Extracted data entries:
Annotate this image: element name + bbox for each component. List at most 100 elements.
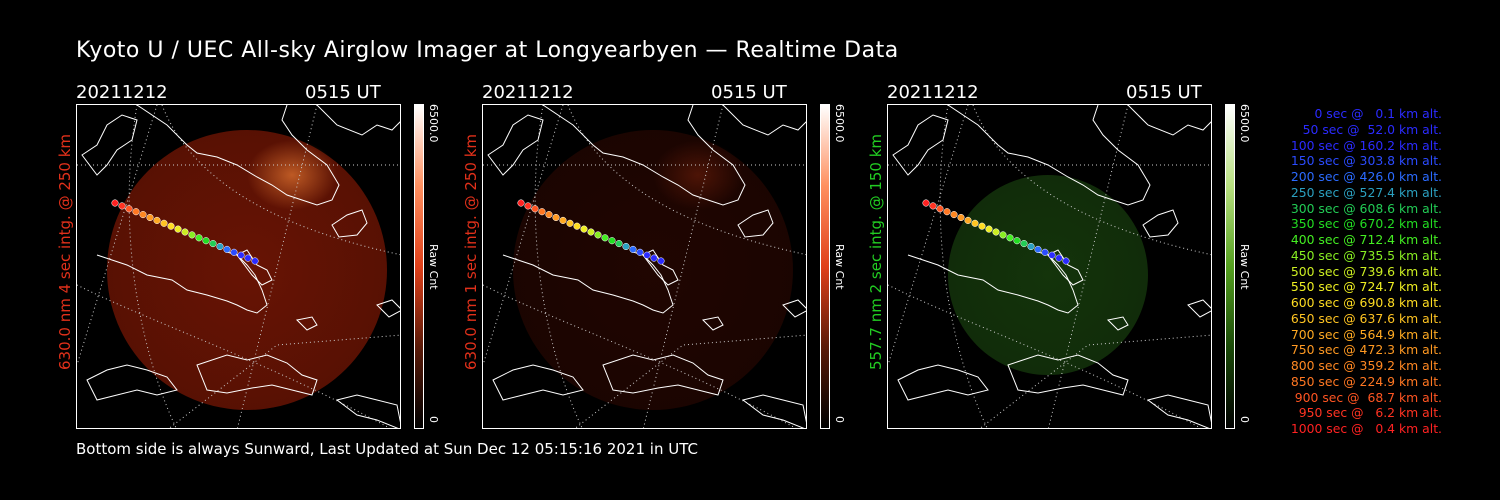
- trajectory-point: [580, 225, 588, 233]
- trajectory-point: [524, 202, 532, 210]
- coastline: [487, 114, 544, 176]
- coastline: [502, 251, 674, 314]
- airglow-disc: [107, 130, 387, 410]
- panel2-channel-label: 630.0 nm 1 sec intg. @ 250 km: [462, 133, 480, 370]
- page-title: Kyoto U / UEC All-sky Airglow Imager at …: [76, 38, 899, 63]
- trajectory-point: [202, 237, 210, 245]
- trajectory-point: [566, 219, 574, 227]
- legend-item: 350 sec @ 670.2 km alt.: [1290, 216, 1442, 232]
- grid-line: [483, 105, 564, 366]
- trajectory-point: [971, 219, 979, 227]
- panel2-colorbar-max: 6500.0: [833, 104, 846, 143]
- trajectory-point: [929, 202, 937, 210]
- trajectory-point: [1006, 234, 1014, 242]
- trajectory-point: [153, 216, 161, 224]
- trajectory-point: [1055, 254, 1063, 262]
- coastline: [96, 251, 268, 314]
- coastline: [1127, 105, 1211, 136]
- trajectory-point: [111, 199, 119, 207]
- panel1-colorbar: [414, 104, 424, 429]
- legend-item: 1000 sec @ 0.4 km alt.: [1290, 421, 1442, 436]
- coastline: [196, 354, 318, 396]
- trajectory-point: [1041, 248, 1049, 256]
- legend-item: 50 sec @ 52.0 km alt.: [1302, 121, 1442, 137]
- coastline: [722, 105, 806, 136]
- trajectory-point: [216, 242, 224, 251]
- trajectory-point: [999, 231, 1007, 239]
- grid-line: [77, 105, 158, 366]
- trajectory-point: [118, 202, 126, 210]
- trajectory-point: [622, 242, 630, 251]
- trajectory-point: [244, 254, 252, 262]
- panel3-time: 0515 UT: [1126, 82, 1202, 103]
- trajectory-point: [594, 231, 602, 239]
- panel1-colorbar-min: 0: [427, 416, 440, 423]
- coastline: [1146, 394, 1211, 428]
- legend-item: 950 sec @ 6.2 km alt.: [1298, 405, 1442, 421]
- trajectory-point: [587, 228, 595, 236]
- panel3-image: [887, 104, 1212, 429]
- trajectory-point: [1034, 245, 1042, 253]
- legend-item: 150 sec @ 303.8 km alt.: [1290, 153, 1442, 169]
- coastline: [782, 299, 806, 318]
- trajectory-point: [573, 222, 581, 230]
- grid-line: [888, 105, 969, 366]
- trajectory-point: [195, 234, 203, 242]
- legend-item: 850 sec @ 224.9 km alt.: [1290, 373, 1442, 389]
- coastline: [642, 249, 679, 286]
- trajectory-point: [643, 251, 651, 259]
- trajectory-point: [223, 245, 231, 253]
- trajectory-point: [167, 222, 175, 230]
- coastline: [1142, 209, 1179, 238]
- panel3-date: 20211212: [887, 82, 979, 103]
- coastline: [376, 299, 400, 318]
- legend-item: 450 sec @ 735.5 km alt.: [1290, 247, 1442, 263]
- trajectory-point: [950, 211, 958, 219]
- coastline: [136, 105, 340, 206]
- trajectory-legend: 0 sec @ 0.1 km alt. 50 sec @ 52.0 km alt.…: [1202, 106, 1442, 437]
- coastline: [316, 105, 400, 136]
- trajectory-point: [181, 228, 189, 236]
- trajectory-point: [957, 213, 965, 222]
- coastline: [542, 105, 746, 206]
- trajectory-point: [517, 199, 525, 207]
- panel1-channel-label: 630.0 nm 4 sec intg. @ 250 km: [56, 133, 74, 370]
- allsky-map: [888, 105, 1211, 428]
- trajectory-point: [1027, 242, 1035, 251]
- trajectory-point: [650, 254, 658, 262]
- coastline: [741, 394, 806, 428]
- trajectory-point: [629, 245, 637, 253]
- legend-item: 200 sec @ 426.0 km alt.: [1290, 169, 1442, 184]
- legend-item: 550 sec @ 724.7 km alt.: [1290, 279, 1442, 295]
- trajectory-point: [545, 211, 553, 219]
- panel3-channel-label: 557.7 nm 2 sec intg. @ 150 km: [867, 133, 885, 370]
- trajectory-point: [209, 240, 217, 248]
- allsky-map: [77, 105, 400, 428]
- panel1-colorbar-max: 6500.0: [427, 104, 440, 143]
- trajectory-point: [174, 225, 182, 233]
- aurora-patch: [1058, 140, 1148, 210]
- coastline: [602, 354, 724, 396]
- trajectory-point: [160, 219, 168, 227]
- legend-item: 700 sec @ 564.9 km alt.: [1290, 326, 1442, 342]
- coastline: [897, 364, 989, 401]
- legend-item: 750 sec @ 472.3 km alt.: [1290, 342, 1442, 358]
- coastline: [701, 316, 724, 331]
- grid-line: [534, 105, 583, 428]
- panel2-colorbar-unit: Raw Cnt: [833, 244, 846, 290]
- coastline: [295, 316, 318, 331]
- trajectory-point: [230, 248, 238, 256]
- trajectory-point: [964, 216, 972, 224]
- coastline: [81, 114, 138, 176]
- trajectory-point: [1013, 237, 1021, 245]
- panel2-colorbar-min: 0: [833, 416, 846, 423]
- allsky-map: [483, 105, 806, 428]
- coastline: [335, 394, 400, 428]
- trajectory-point: [237, 251, 245, 259]
- panel1-colorbar-unit: Raw Cnt: [427, 244, 440, 290]
- trajectory-point: [531, 205, 539, 213]
- panel2-colorbar: [820, 104, 830, 429]
- trajectory-point: [636, 248, 644, 256]
- trajectory-point: [608, 237, 616, 245]
- coastline: [492, 364, 584, 401]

- _EXERCISE DESCRIPTION_: Please copy out all of the lines above word for word, leaving out the pictures.

- _PROBLEM SOLUTION_:
Annotate this image: element name + bbox for each component. List at most 100 elements.
- trajectory-point: [580, 225, 588, 233]
- trajectory-point: [524, 202, 532, 210]
- coastline: [487, 114, 544, 176]
- coastline: [502, 251, 674, 314]
- airglow-disc: [107, 130, 387, 410]
- panel2-channel-label: 630.0 nm 1 sec intg. @ 250 km: [462, 133, 480, 370]
- page-title: Kyoto U / UEC All-sky Airglow Imager at …: [76, 38, 899, 63]
- trajectory-point: [202, 237, 210, 245]
- trajectory-point: [566, 219, 574, 227]
- legend-item: 350 sec @ 670.2 km alt.: [1290, 216, 1442, 232]
- grid-line: [483, 105, 564, 366]
- trajectory-point: [971, 219, 979, 227]
- panel2-colorbar-max: 6500.0: [833, 104, 846, 143]
- trajectory-point: [929, 202, 937, 210]
- trajectory-point: [1006, 234, 1014, 242]
- trajectory-point: [153, 216, 161, 224]
- trajectory-point: [1055, 254, 1063, 262]
- coastline: [96, 251, 268, 314]
- coastline: [1127, 105, 1211, 136]
- trajectory-point: [111, 199, 119, 207]
- panel1-colorbar: [414, 104, 424, 429]
- legend-item: 1000 sec @ 0.4 km alt.: [1290, 421, 1442, 436]
- coastline: [196, 354, 318, 396]
- trajectory-point: [1041, 248, 1049, 256]
- legend-item: 50 sec @ 52.0 km alt.: [1302, 121, 1442, 137]
- coastline: [722, 105, 806, 136]
- trajectory-point: [216, 242, 224, 251]
- trajectory-point: [999, 231, 1007, 239]
- grid-line: [77, 105, 158, 366]
- trajectory-point: [118, 202, 126, 210]
- trajectory-point: [622, 242, 630, 251]
- trajectory-point: [244, 254, 252, 262]
- panel3-time: 0515 UT: [1126, 82, 1202, 103]
- trajectory-point: [594, 231, 602, 239]
- panel1-colorbar-min: 0: [427, 416, 440, 423]
- coastline: [1146, 394, 1211, 428]
- legend-item: 950 sec @ 6.2 km alt.: [1298, 405, 1442, 421]
- trajectory-point: [587, 228, 595, 236]
- panel3-image: [887, 104, 1212, 429]
- trajectory-point: [1034, 245, 1042, 253]
- legend-item: 150 sec @ 303.8 km alt.: [1290, 153, 1442, 169]
- coastline: [782, 299, 806, 318]
- trajectory-point: [573, 222, 581, 230]
- grid-line: [888, 105, 969, 366]
- trajectory-point: [195, 234, 203, 242]
- legend-item: 850 sec @ 224.9 km alt.: [1290, 373, 1442, 389]
- coastline: [642, 249, 679, 286]
- trajectory-point: [643, 251, 651, 259]
- trajectory-point: [223, 245, 231, 253]
- trajectory-point: [167, 222, 175, 230]
- coastline: [1142, 209, 1179, 238]
- panel3-date: 20211212: [887, 82, 979, 103]
- coastline: [376, 299, 400, 318]
- legend-item: 450 sec @ 735.5 km alt.: [1290, 247, 1442, 263]
- trajectory-point: [950, 211, 958, 219]
- coastline: [136, 105, 340, 206]
- trajectory-legend: 0 sec @ 0.1 km alt. 50 sec @ 52.0 km alt.…: [1202, 106, 1442, 437]
- coastline: [316, 105, 400, 136]
- trajectory-point: [181, 228, 189, 236]
- trajectory-point: [957, 213, 965, 222]
- coastline: [542, 105, 746, 206]
- trajectory-point: [517, 199, 525, 207]
- panel1-channel-label: 630.0 nm 4 sec intg. @ 250 km: [56, 133, 74, 370]
- allsky-map: [888, 105, 1211, 428]
- trajectory-point: [1027, 242, 1035, 251]
- trajectory-point: [650, 254, 658, 262]
- coastline: [741, 394, 806, 428]
- trajectory-point: [629, 245, 637, 253]
- legend-item: 200 sec @ 426.0 km alt.: [1290, 169, 1442, 184]
- legend-item: 550 sec @ 724.7 km alt.: [1290, 279, 1442, 295]
- trajectory-point: [545, 211, 553, 219]
- panel3-channel-label: 557.7 nm 2 sec intg. @ 150 km: [867, 133, 885, 370]
- trajectory-point: [209, 240, 217, 248]
- allsky-map: [77, 105, 400, 428]
- panel1-colorbar-max: 6500.0: [427, 104, 440, 143]
- trajectory-point: [174, 225, 182, 233]
- aurora-patch: [1058, 140, 1148, 210]
- coastline: [602, 354, 724, 396]
- trajectory-point: [160, 219, 168, 227]
- legend-item: 700 sec @ 564.9 km alt.: [1290, 326, 1442, 342]
- coastline: [897, 364, 989, 401]
- legend-item: 750 sec @ 472.3 km alt.: [1290, 342, 1442, 358]
- coastline: [701, 316, 724, 331]
- grid-line: [534, 105, 583, 428]
- panel2-colorbar-unit: Raw Cnt: [833, 244, 846, 290]
- coastline: [295, 316, 318, 331]
- trajectory-point: [230, 248, 238, 256]
- trajectory-point: [964, 216, 972, 224]
- coastline: [81, 114, 138, 176]
- trajectory-point: [1013, 237, 1021, 245]
- panel2-colorbar-min: 0: [833, 416, 846, 423]
- allsky-map: [483, 105, 806, 428]
- coastline: [335, 394, 400, 428]
- trajectory-point: [237, 251, 245, 259]
- panel1-colorbar-unit: Raw Cnt: [427, 244, 440, 290]
- trajectory-point: [531, 205, 539, 213]
- panel2-colorbar: [820, 104, 830, 429]
- trajectory-point: [636, 248, 644, 256]
- trajectory-point: [608, 237, 616, 245]
- coastline: [492, 364, 584, 401]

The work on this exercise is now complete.